(Extrait du texte):
^^^^^^^^
Droit des sociétés

L’octroi de prêt d’urgence à votre entreprise en difficulté : attention à ne pas se retrouver les mains vides en cas de faillite

Accorder un prêt à votre propre société ou à une société proche peut sembler une solution simple pour l’aider à surmonter des difficultés financières. Pourtant, une récente décision du Tribunal fédéral (5A_440/2024) rappelle qu’un tel geste peut avoir des conséquences inattendues en cas de faillite.


En effet, si la société était déjà surendettée au moment où le prêt a été accordé, ce prêt peut être considéré comme postposé, même sans accord écrit en ce sens. Cela signifie que vous passerez après tous les autres créanciers avec le risque de ne rien récupérer du tout.


Même sans surendettement, un prêt peut être considéré comme subordonné si des indices concrets laissent penser que vous avez volontairement accepté d’être payé en dernier. Cela peut arriver si le contrat de prêt est ambigu ou s’il y a un comportement laissant entendre une telle intention.


   I.    Que s’est-il passé 


Entre 2016 et 2018, plusieurs parties proches de la société (notamment des actionnaires, des membres du conseil d’administration et une société sœur) lui ont accordé des prêts pour la soutenir financièrement. Mais en 2018, cette dernière a fait faillite.


Dans le cadre de la procédure de faillite, les créances liées aux prêts ont été classées en troisième rang et soumises à postposition, c’est-à-dire que les prêteurs ne seraient remboursés qu’après tous les autres créanciers, ce qui revient souvent à ne rien recevoir du tout. Les tribunaux cantonaux ont rejeté les actions et les recours formés par les prêteurs. Ces derniers ont demandé au Tribunal fédéral d’admettre leurs créances sans postposition.


   II.    Qu’a décidé le Tribunal Fédéral


Les prêts accordés par des personnes proches à une entreprise en difficulté doivent être examinés de manière critique. Pourquoi ? Parce que ces prêts peuvent permettre à l’entreprise de continuer son activité sans véritable restructuration, éventuellement au détriment des autres créanciers.
^^^^^^^^
(Données extraites):
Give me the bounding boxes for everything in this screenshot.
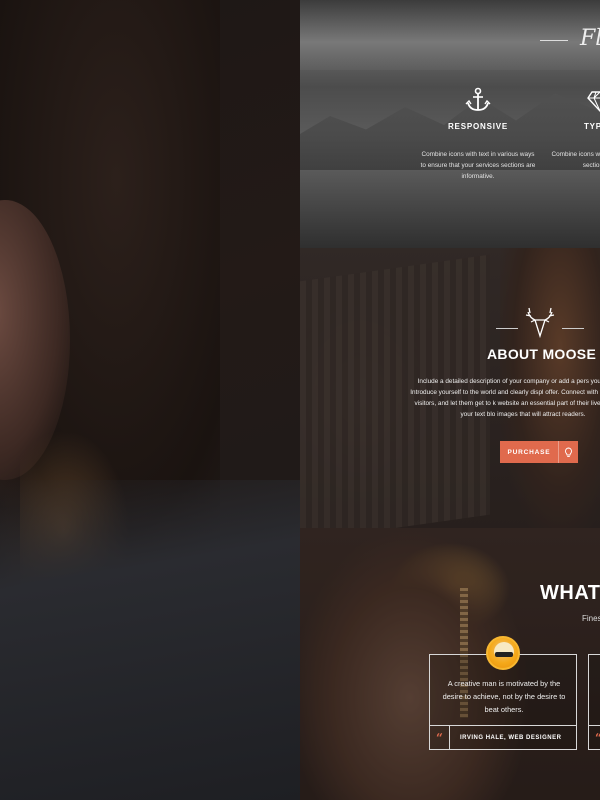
feature-description: Combine icons with text in various ways …	[420, 151, 536, 180]
testimonial-author: IRVING HALE, WEB DESIGNER	[460, 734, 562, 741]
feature-title: TYPOG	[583, 122, 600, 131]
features-heading: Fl	[580, 26, 600, 51]
testimonial-footer: “	[589, 725, 600, 749]
purchase-button[interactable]: PURCHASE	[500, 441, 578, 463]
testimonials-subtitle: Fines	[582, 614, 600, 623]
about-title: ABOUT MOOSE	[487, 346, 597, 362]
testimonial-quote: A creative man is motivated by the desir…	[442, 679, 566, 714]
feature-responsive: RESPONSIVE Combine icons with text in va…	[418, 86, 538, 182]
about-section: ABOUT MOOSE Include a detailed descripti…	[300, 248, 600, 528]
feature-typography: TYPOG Combine icons w ways to ensure t s…	[540, 86, 600, 171]
about-description: Include a detailed description of your c…	[410, 378, 600, 418]
lightbulb-icon	[558, 441, 578, 463]
photo-jacket	[0, 480, 300, 800]
deer-divider-right	[562, 328, 584, 329]
hero-photo	[0, 0, 300, 800]
feature-title: RESPONSIVE	[447, 122, 508, 131]
quote-icon: “	[589, 726, 600, 750]
avatar	[486, 636, 520, 670]
deer-icon	[525, 307, 555, 339]
deer-divider-left	[496, 328, 518, 329]
heading-divider	[540, 40, 568, 41]
feature-description: Combine icons w ways to ensure t section…	[551, 151, 600, 169]
features-section: Fl RESPONSIVE Combine icons with text in…	[300, 0, 600, 248]
testimonial-card: “	[588, 654, 600, 750]
testimonials-title: WHAT	[540, 582, 600, 604]
features-bg-clouds	[300, 0, 600, 70]
testimonial-footer: “ IRVING HALE, WEB DESIGNER	[430, 725, 576, 750]
purchase-button-label: PURCHASE	[507, 448, 551, 456]
diamond-icon	[587, 91, 600, 113]
testimonials-section: WHAT Fines A creative man is motivated b…	[300, 528, 600, 800]
anchor-icon	[465, 87, 491, 111]
quote-icon: “	[430, 725, 450, 750]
^^^^^^^^
(Consigne): Recopiez le passage de l'article sur les prêts d'urgence qui commence à « Dans le cadre » et se termine à « créances sans postposition. », en substituant « bailleurs de fonds » à « prêteurs ».

(Réponse):
Dans le cadre de la procédure de faillite, les créances liées aux prêts ont été classées en troisième rang et soumises à postposition, c’est-à-dire que les bailleurs de fonds ne seraient remboursés qu’après tous les autres créanciers, ce qui revient souvent à ne rien recevoir du tout. Les tribunaux cantonaux ont rejeté les actions et les recours formés par les bailleurs de fonds. Ces derniers ont demandé au Tribunal fédéral d’admettre leurs créances sans postposition.